▸ **DESCRIPTION OF THE TASK**
Track down the lines that contain "detached" and copy them.

• • • • •

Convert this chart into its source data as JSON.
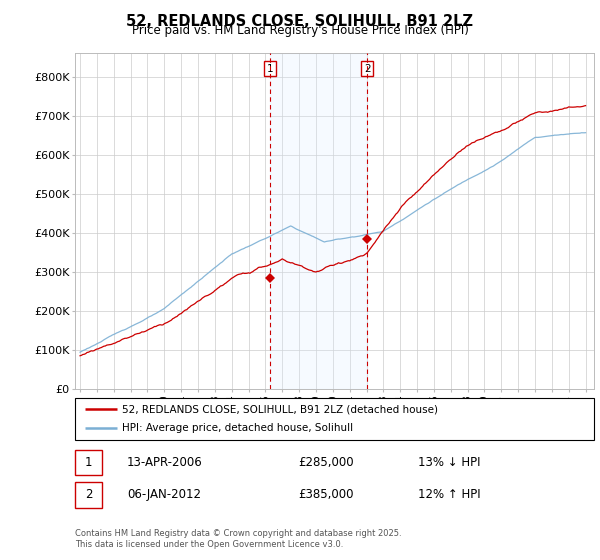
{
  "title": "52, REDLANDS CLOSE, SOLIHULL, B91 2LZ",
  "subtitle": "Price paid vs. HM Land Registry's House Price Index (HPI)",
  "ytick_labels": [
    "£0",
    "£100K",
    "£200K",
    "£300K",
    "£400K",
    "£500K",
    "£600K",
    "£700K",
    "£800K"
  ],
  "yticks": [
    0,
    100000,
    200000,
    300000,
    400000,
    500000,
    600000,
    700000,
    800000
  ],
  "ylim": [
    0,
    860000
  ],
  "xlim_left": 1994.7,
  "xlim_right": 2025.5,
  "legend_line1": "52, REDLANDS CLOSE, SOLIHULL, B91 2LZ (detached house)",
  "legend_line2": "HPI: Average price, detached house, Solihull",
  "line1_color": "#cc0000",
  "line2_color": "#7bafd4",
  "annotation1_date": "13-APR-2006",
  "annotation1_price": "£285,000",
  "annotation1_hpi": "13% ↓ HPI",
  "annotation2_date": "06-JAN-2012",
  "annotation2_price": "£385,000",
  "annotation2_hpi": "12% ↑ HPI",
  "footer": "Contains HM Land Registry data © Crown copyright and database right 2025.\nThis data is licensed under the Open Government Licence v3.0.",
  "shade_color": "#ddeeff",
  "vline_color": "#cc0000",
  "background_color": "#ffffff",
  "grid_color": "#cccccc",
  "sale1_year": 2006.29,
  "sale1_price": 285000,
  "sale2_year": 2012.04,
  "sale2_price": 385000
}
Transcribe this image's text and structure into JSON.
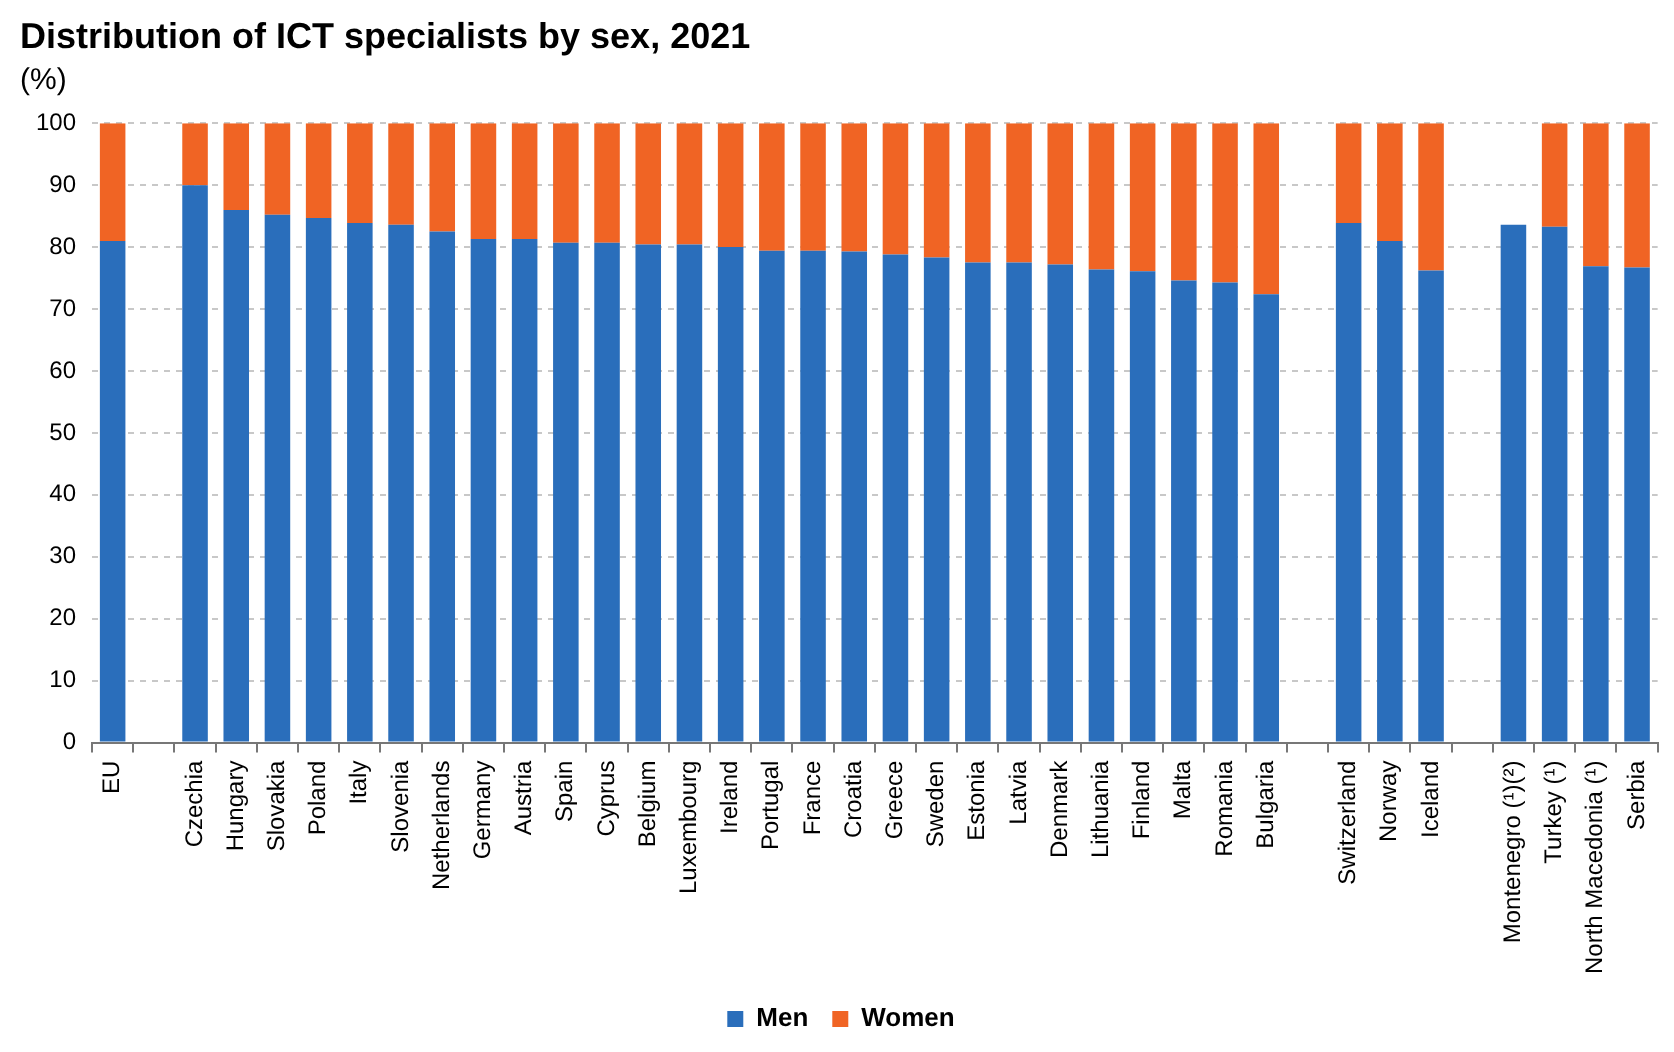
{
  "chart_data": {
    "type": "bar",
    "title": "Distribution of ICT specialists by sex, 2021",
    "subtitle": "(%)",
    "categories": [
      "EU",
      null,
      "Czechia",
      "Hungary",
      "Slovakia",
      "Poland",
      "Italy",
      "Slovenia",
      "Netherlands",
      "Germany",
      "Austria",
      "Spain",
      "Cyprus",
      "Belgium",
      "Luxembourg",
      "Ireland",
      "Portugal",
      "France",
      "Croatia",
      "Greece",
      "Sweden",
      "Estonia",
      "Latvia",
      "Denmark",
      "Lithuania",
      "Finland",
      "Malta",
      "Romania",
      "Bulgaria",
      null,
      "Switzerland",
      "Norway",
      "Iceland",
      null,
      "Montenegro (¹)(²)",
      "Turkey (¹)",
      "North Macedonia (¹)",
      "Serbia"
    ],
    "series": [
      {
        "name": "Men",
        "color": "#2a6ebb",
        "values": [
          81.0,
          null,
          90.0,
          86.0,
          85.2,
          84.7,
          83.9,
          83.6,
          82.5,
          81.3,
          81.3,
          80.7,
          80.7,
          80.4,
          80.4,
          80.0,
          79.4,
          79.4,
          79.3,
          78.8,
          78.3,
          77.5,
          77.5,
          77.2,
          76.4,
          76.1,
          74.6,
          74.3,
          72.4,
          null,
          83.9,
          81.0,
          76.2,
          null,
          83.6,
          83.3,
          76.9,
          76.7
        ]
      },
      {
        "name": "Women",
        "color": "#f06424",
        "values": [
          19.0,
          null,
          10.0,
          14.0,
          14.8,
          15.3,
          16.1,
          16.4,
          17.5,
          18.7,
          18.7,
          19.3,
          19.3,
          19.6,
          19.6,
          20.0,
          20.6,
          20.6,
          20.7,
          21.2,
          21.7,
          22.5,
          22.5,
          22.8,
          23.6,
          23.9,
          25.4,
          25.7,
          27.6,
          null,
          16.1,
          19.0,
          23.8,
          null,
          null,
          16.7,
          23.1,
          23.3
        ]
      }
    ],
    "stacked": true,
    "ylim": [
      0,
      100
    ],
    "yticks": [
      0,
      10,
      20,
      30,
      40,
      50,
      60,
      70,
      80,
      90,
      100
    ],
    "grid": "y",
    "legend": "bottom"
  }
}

• • • • •

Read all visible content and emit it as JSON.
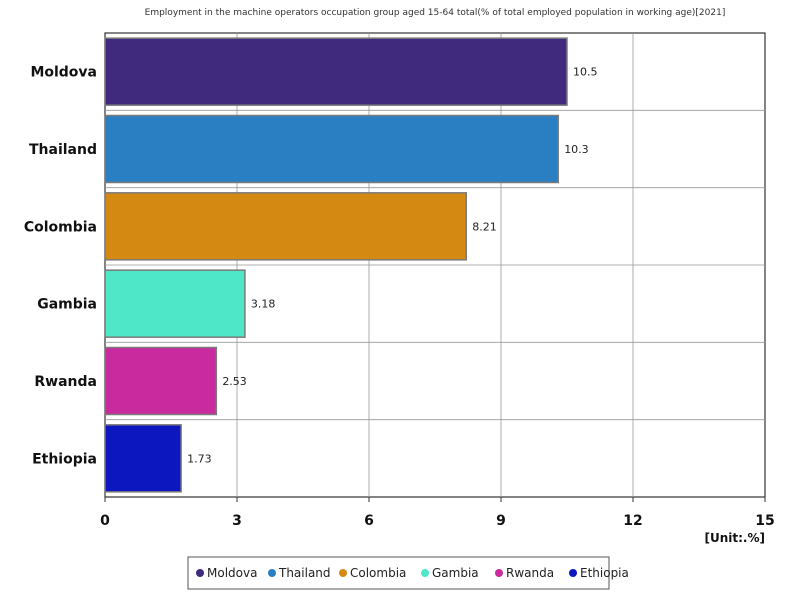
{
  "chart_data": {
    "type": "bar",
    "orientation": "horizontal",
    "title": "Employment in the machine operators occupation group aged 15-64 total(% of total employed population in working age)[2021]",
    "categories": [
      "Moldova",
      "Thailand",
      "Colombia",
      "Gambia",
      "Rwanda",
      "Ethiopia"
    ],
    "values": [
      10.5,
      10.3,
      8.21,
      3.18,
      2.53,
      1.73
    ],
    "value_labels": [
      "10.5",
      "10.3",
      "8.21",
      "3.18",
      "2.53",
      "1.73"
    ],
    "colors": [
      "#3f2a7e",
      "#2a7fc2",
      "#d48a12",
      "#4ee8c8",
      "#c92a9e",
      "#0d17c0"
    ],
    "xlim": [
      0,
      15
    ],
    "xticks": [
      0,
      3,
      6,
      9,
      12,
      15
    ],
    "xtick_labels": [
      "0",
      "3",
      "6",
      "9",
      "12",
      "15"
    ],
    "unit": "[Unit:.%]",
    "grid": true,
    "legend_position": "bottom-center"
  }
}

• • • • •

▸ **COMPLETED EXERCISE**
  "legend_line1": "52, REDLANDS CLOSE, SOLIHULL, B91 2LZ (detached house)",
  "legend_line2": "HPI: Average price, detached house, Solihull",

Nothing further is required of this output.